## Begin Exercise data

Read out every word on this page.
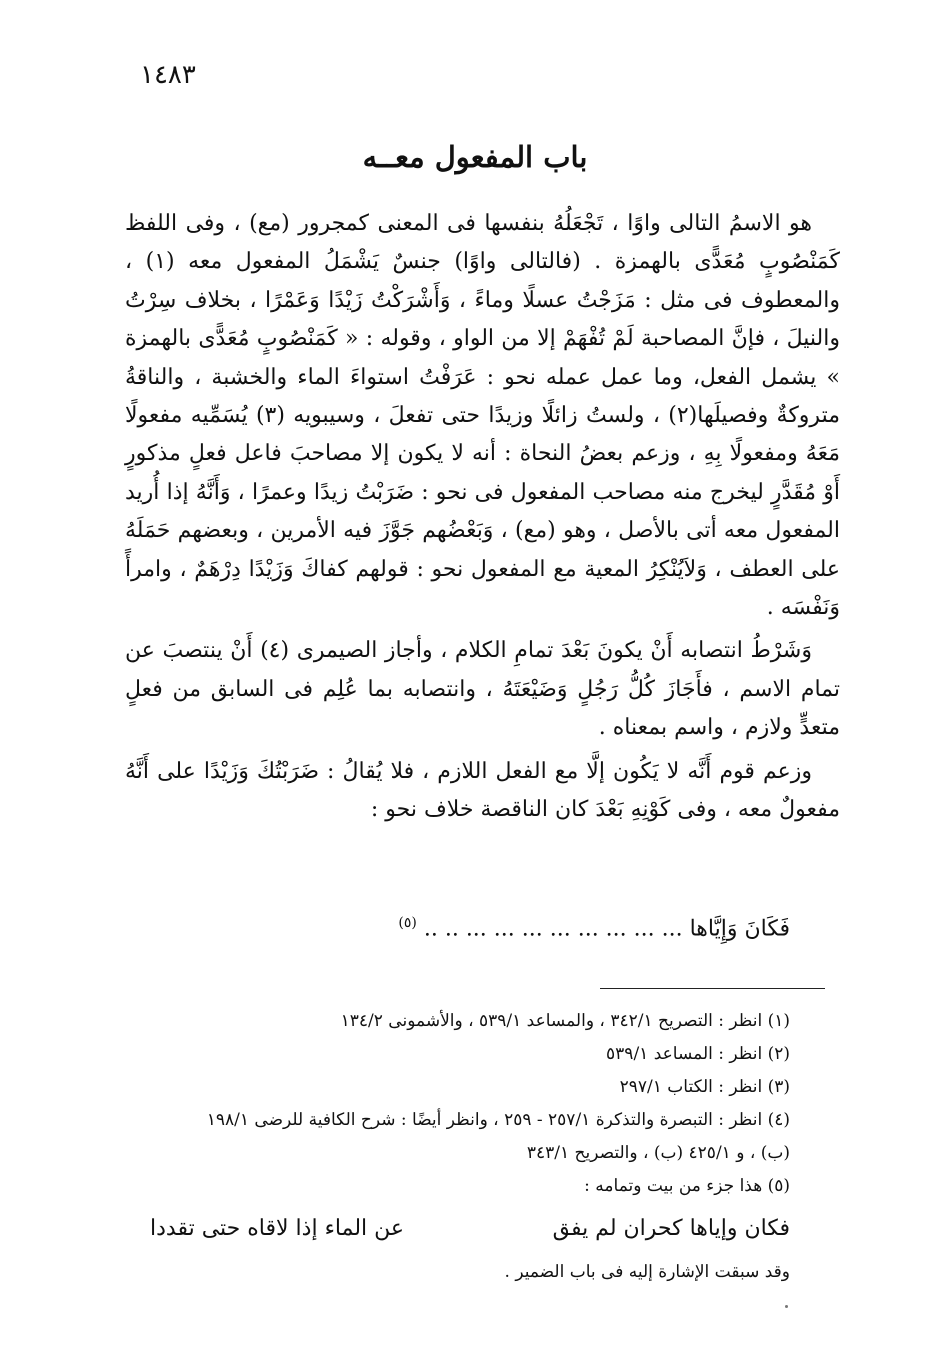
١٤٨٣
باب المفعول معــه

هو الاسمُ التالى واوًا ، تَجْعَلُهُ بنفسها فى المعنى كمجرور (مع) ، وفى اللفظ كَمَنْصُوبٍ مُعَدًّى بالهمزة . (فالتالى واوًا) جنسٌ يَشْمَلُ المفعول معه (١) ، والمعطوف فى مثل : مَزَجْتُ عسلًا وماءً ، وَأَشْرَكْتُ زَيْدًا وَعَمْرًا ، بخلاف سِرْتُ والنيلَ ، فإنَّ المصاحبة لَمْ تُفْهَمْ إلا من الواو ، وقوله : « كَمَنْصُوبٍ مُعَدًّى بالهمزة » يشمل الفعل، وما عمل عمله نحو : عَرَفْتُ استواءَ الماء والخشبة ، والناقةُ متروكةٌ وفصيلَها(٢) ، ولستُ زائلًا وزيدًا حتى تفعلَ ، وسيبويه (٣) يُسَمِّيه مفعولًا مَعَهُ ومفعولًا بِهِ ، وزعم بعضُ النحاة : أنه لا يكون إلا مصاحبَ فاعل فعلٍ مذكورٍ أَوْ مُقَدَّرٍ ليخرج منه مصاحب المفعول فى نحو : ضَرَبْتُ زيدًا وعمرًا ، وَأَنَّهُ إذا أُريد المفعول معه أتى بالأصل ، وهو (مع) ، وَبَعْضُهم جَوَّزَ فيه الأمرين ، وبعضهم حَمَلَهُ على العطف ، وَلاَيُنْكِرُ المعية مع المفعول نحو : قولهم كفاكَ وَزَيْدًا دِرْهَمٌ ، وامرأً وَنَفْسَه .

وَشَرْطُ انتصابه أَنْ يكونَ بَعْدَ تمامِ الكلام ، وأجاز الصيمرى (٤) أَنْ ينتصبَ عن تمام الاسم ، فأَجَازَ كُلُّ رَجُلٍ وَضَيْعَتَهُ ، وانتصابه بما عُلِم فى السابق من فعلٍ متعدٍّ ولازم ، واسم بمعناه .

وزعم قوم أَنَّه لا يَكُون إلَّا مع الفعل اللازم ، فلا يُقالُ : ضَرَبْتُكَ وَزَيْدًا على أَنَّهُ مفعولٌ معه ، وفى كَوْنِهِ بَعْدَ كان الناقصة خلاف نحو :

فَكَانَ وَإِيَّاها ... ... ... ... ... ... ... ... .. .. $^{(٥)}$

(١) انظر : التصريح ٣٤٢/١ ، والمساعد ٥٣٩/١ ، والأشمونى ١٣٤/٢

(٢) انظر : المساعد ٥٣٩/١

(٣) انظر : الكتاب ٢٩٧/١

(٤) انظر : التبصرة والتذكرة ٢٥٧/١ - ٢٥٩ ، وانظر أيضًا : شرح الكافية للرضى ١٩٨/١

(ب) ، و ٤٢٥/١ (ب) ، والتصريح ٣٤٣/١

(٥) هذا جزء من بيت وتمامه :

فكان وإياها كحران لم يفق
عن الماء إذا لاقاه حتى تقددا
وقد سبقت الإشارة إليه فى باب الضمير .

## End Exercise data

What you need to do: Copy each line above that contains the string "انظر".

Output of the task:
(١) انظر : التصريح ٣٤٢/١ ، والمساعد ٥٣٩/١ ، والأشمونى ١٣٤/٢
(٢) انظر : المساعد ٥٣٩/١
(٣) انظر : الكتاب ٢٩٧/١
(٤) انظر : التبصرة والتذكرة ٢٥٧/١ - ٢٥٩ ، وانظر أيضًا : شرح الكافية للرضى ١٩٨/١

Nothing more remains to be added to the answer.